======== Records to process ========

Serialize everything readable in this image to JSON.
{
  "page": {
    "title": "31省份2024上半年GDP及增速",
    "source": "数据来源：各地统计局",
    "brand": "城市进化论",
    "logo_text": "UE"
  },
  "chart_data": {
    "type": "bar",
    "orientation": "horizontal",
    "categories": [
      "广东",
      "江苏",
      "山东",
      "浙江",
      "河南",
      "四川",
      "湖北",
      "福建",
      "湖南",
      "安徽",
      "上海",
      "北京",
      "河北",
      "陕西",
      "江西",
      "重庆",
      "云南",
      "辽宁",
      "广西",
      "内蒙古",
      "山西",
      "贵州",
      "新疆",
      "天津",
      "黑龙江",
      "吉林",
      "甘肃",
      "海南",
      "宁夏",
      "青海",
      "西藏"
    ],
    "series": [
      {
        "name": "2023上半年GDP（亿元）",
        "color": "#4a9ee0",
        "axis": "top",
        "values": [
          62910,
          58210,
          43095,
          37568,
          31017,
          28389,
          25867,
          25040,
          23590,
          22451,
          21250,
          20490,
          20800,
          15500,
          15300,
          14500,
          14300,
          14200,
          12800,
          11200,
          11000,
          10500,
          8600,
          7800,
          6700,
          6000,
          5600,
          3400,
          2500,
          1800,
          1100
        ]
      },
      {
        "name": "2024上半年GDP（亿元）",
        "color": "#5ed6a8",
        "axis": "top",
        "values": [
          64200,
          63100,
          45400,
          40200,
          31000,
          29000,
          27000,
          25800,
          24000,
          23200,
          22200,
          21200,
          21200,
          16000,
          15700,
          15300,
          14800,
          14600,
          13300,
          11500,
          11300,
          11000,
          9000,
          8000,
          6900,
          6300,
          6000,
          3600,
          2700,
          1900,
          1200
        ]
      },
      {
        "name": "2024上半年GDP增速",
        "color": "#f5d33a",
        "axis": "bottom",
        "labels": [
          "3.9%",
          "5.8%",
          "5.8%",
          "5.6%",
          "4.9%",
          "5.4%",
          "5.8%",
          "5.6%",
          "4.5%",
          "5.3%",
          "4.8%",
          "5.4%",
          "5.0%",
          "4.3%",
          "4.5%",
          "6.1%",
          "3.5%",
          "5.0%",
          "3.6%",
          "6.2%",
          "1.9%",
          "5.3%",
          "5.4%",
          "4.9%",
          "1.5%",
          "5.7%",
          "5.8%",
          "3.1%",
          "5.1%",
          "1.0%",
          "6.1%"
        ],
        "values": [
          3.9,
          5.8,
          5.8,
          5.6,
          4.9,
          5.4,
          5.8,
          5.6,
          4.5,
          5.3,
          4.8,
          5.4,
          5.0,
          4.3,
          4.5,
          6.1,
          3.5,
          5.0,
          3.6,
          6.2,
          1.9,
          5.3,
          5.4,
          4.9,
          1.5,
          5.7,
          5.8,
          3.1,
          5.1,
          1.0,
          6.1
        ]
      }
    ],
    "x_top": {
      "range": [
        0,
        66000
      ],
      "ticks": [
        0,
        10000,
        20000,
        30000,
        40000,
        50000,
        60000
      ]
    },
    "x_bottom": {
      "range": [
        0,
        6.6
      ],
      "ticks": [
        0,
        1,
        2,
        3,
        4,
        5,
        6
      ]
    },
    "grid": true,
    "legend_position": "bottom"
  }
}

========

Written task: Every line of the data above should be copied exactly.

Output for this task:
Serialize everything readable in this image to JSON.
{
  "page": {
    "title": "31省份2024上半年GDP及增速",
    "source": "数据来源：各地统计局",
    "brand": "城市进化论",
    "logo_text": "UE"
  },
  "chart_data": {
    "type": "bar",
    "orientation": "horizontal",
    "categories": [
      "广东",
      "江苏",
      "山东",
      "浙江",
      "河南",
      "四川",
      "湖北",
      "福建",
      "湖南",
      "安徽",
      "上海",
      "北京",
      "河北",
      "陕西",
      "江西",
      "重庆",
      "云南",
      "辽宁",
      "广西",
      "内蒙古",
      "山西",
      "贵州",
      "新疆",
      "天津",
      "黑龙江",
      "吉林",
      "甘肃",
      "海南",
      "宁夏",
      "青海",
      "西藏"
    ],
    "series": [
      {
        "name": "2023上半年GDP（亿元）",
        "color": "#4a9ee0",
        "axis": "top",
        "values": [
          62910,
          58210,
          43095,
          37568,
          31017,
          28389,
          25867,
          25040,
          23590,
          22451,
          21250,
          20490,
          20800,
          15500,
          15300,
          14500,
          14300,
          14200,
          12800,
          11200,
          11000,
          10500,
          8600,
          7800,
          6700,
          6000,
          5600,
          3400,
          2500,
          1800,
          1100
        ]
      },
      {
        "name": "2024上半年GDP（亿元）",
        "color": "#5ed6a8",
        "axis": "top",
        "values": [
          64200,
          63100,
          45400,
          40200,
          31000,
          29000,
          27000,
          25800,
          24000,
          23200,
          22200,
          21200,
          21200,
          16000,
          15700,
          15300,
          14800,
          14600,
          13300,
          11500,
          11300,
          11000,
          9000,
          8000,
          6900,
          6300,
          6000,
          3600,
          2700,
          1900,
          1200
        ]
      },
      {
        "name": "2024上半年GDP增速",
        "color": "#f5d33a",
        "axis": "bottom",
        "labels": [
          "3.9%",
          "5.8%",
          "5.8%",
          "5.6%",
          "4.9%",
          "5.4%",
          "5.8%",
          "5.6%",
          "4.5%",
          "5.3%",
          "4.8%",
          "5.4%",
          "5.0%",
          "4.3%",
          "4.5%",
          "6.1%",
          "3.5%",
          "5.0%",
          "3.6%",
          "6.2%",
          "1.9%",
          "5.3%",
          "5.4%",
          "4.9%",
          "1.5%",
          "5.7%",
          "5.8%",
          "3.1%",
          "5.1%",
          "1.0%",
          "6.1%"
        ],
        "values": [
          3.9,
          5.8,
          5.8,
          5.6,
          4.9,
          5.4,
          5.8,
          5.6,
          4.5,
          5.3,
          4.8,
          5.4,
          5.0,
          4.3,
          4.5,
          6.1,
          3.5,
          5.0,
          3.6,
          6.2,
          1.9,
          5.3,
          5.4,
          4.9,
          1.5,
          5.7,
          5.8,
          3.1,
          5.1,
          1.0,
          6.1
        ]
      }
    ],
    "x_top": {
      "range": [
        0,
        66000
      ],
      "ticks": [
        0,
        10000,
        20000,
        30000,
        40000,
        50000,
        60000
      ]
    },
    "x_bottom": {
      "range": [
        0,
        6.6
      ],
      "ticks": [
        0,
        1,
        2,
        3,
        4,
        5,
        6
      ]
    },
    "grid": true,
    "legend_position": "bottom"
  }
}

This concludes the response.